Reproduce the listing below verbatim.

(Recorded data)
——
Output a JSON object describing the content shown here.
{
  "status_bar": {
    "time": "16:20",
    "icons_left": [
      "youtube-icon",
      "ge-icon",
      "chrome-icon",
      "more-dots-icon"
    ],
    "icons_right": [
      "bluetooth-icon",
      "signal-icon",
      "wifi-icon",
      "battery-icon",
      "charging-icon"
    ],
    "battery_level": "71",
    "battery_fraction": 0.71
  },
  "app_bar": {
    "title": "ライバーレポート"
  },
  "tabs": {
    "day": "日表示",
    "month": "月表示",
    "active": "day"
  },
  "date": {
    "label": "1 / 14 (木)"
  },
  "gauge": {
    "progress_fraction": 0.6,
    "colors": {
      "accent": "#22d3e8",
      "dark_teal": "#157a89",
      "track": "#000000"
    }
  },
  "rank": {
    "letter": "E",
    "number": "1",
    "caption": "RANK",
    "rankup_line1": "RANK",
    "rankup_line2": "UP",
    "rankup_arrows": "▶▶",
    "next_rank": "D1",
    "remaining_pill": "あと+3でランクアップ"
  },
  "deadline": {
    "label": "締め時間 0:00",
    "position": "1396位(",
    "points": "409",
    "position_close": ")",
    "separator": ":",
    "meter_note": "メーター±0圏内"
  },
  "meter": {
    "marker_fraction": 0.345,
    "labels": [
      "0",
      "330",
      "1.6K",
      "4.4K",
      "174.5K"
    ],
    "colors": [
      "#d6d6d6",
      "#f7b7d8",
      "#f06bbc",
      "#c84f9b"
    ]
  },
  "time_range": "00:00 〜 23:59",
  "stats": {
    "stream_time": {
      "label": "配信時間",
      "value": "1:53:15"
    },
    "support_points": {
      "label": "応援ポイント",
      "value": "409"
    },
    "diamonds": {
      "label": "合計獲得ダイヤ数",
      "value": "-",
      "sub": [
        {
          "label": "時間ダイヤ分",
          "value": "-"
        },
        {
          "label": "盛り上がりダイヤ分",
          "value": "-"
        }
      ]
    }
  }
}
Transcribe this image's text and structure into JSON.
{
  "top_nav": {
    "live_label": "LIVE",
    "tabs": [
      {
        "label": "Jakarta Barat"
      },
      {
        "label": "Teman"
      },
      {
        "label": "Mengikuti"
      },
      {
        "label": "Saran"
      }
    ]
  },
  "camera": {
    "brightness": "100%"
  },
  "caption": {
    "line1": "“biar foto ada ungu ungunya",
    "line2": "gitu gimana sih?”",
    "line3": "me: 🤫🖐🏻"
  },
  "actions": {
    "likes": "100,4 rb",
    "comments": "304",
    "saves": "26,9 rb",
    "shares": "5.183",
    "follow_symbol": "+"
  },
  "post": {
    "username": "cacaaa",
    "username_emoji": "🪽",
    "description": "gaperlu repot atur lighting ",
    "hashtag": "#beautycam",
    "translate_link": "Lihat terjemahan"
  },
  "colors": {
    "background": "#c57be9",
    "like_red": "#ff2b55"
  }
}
——
▸ Exercise solution:
Output a JSON object describing the content shown here.
{
  "status_bar": {
    "time": "16:20",
    "icons_left": [
      "youtube-icon",
      "ge-icon",
      "chrome-icon",
      "more-dots-icon"
    ],
    "icons_right": [
      "bluetooth-icon",
      "signal-icon",
      "wifi-icon",
      "battery-icon",
      "charging-icon"
    ],
    "battery_level": "71",
    "battery_fraction": 0.71
  },
  "app_bar": {
    "title": "ライバーレポート"
  },
  "tabs": {
    "day": "日表示",
    "month": "月表示",
    "active": "day"
  },
  "date": {
    "label": "1 / 14 (木)"
  },
  "gauge": {
    "progress_fraction": 0.6,
    "colors": {
      "accent": "#22d3e8",
      "dark_teal": "#157a89",
      "track": "#000000"
    }
  },
  "rank": {
    "letter": "E",
    "number": "1",
    "caption": "RANK",
    "rankup_line1": "RANK",
    "rankup_line2": "UP",
    "rankup_arrows": "▶▶",
    "next_rank": "D1",
    "remaining_pill": "あと+3でランクアップ"
  },
  "deadline": {
    "label": "締め時間 0:00",
    "position": "1396位(",
    "points": "409",
    "position_close": ")",
    "separator": ":",
    "meter_note": "メーター±0圏内"
  },
  "meter": {
    "marker_fraction": 0.345,
    "labels": [
      "0",
      "330",
      "1.6K",
      "4.4K",
      "174.5K"
    ],
    "colors": [
      "#d6d6d6",
      "#f7b7d8",
      "#f06bbc",
      "#c84f9b"
    ]
  },
  "time_range": "00:00 〜 23:59",
  "stats": {
    "stream_time": {
      "label": "配信時間",
      "value": "1:53:15"
    },
    "support_points": {
      "label": "応援ポイント",
      "value": "409"
    },
    "diamonds": {
      "label": "合計獲得ダイヤ数",
      "value": "-",
      "sub": [
        {
          "label": "時間ダイヤ分",
          "value": "-"
        },
        {
          "label": "盛り上がりダイヤ分",
          "value": "-"
        }
      ]
    }
  }
}
Transcribe this image's text and structure into JSON.
{
  "top_nav": {
    "live_label": "LIVE",
    "tabs": [
      {
        "label": "Jakarta Barat"
      },
      {
        "label": "Teman"
      },
      {
        "label": "Mengikuti"
      },
      {
        "label": "Saran"
      }
    ]
  },
  "camera": {
    "brightness": "100%"
  },
  "caption": {
    "line1": "“biar foto ada ungu ungunya",
    "line2": "gitu gimana sih?”",
    "line3": "me: 🤫🖐🏻"
  },
  "actions": {
    "likes": "100,4 rb",
    "comments": "304",
    "saves": "26,9 rb",
    "shares": "5.183",
    "follow_symbol": "+"
  },
  "post": {
    "username": "cacaaa",
    "username_emoji": "🪽",
    "description": "gaperlu repot atur lighting ",
    "hashtag": "#beautycam",
    "translate_link": "Lihat terjemahan"
  },
  "colors": {
    "background": "#c57be9",
    "like_red": "#ff2b55"
  }
}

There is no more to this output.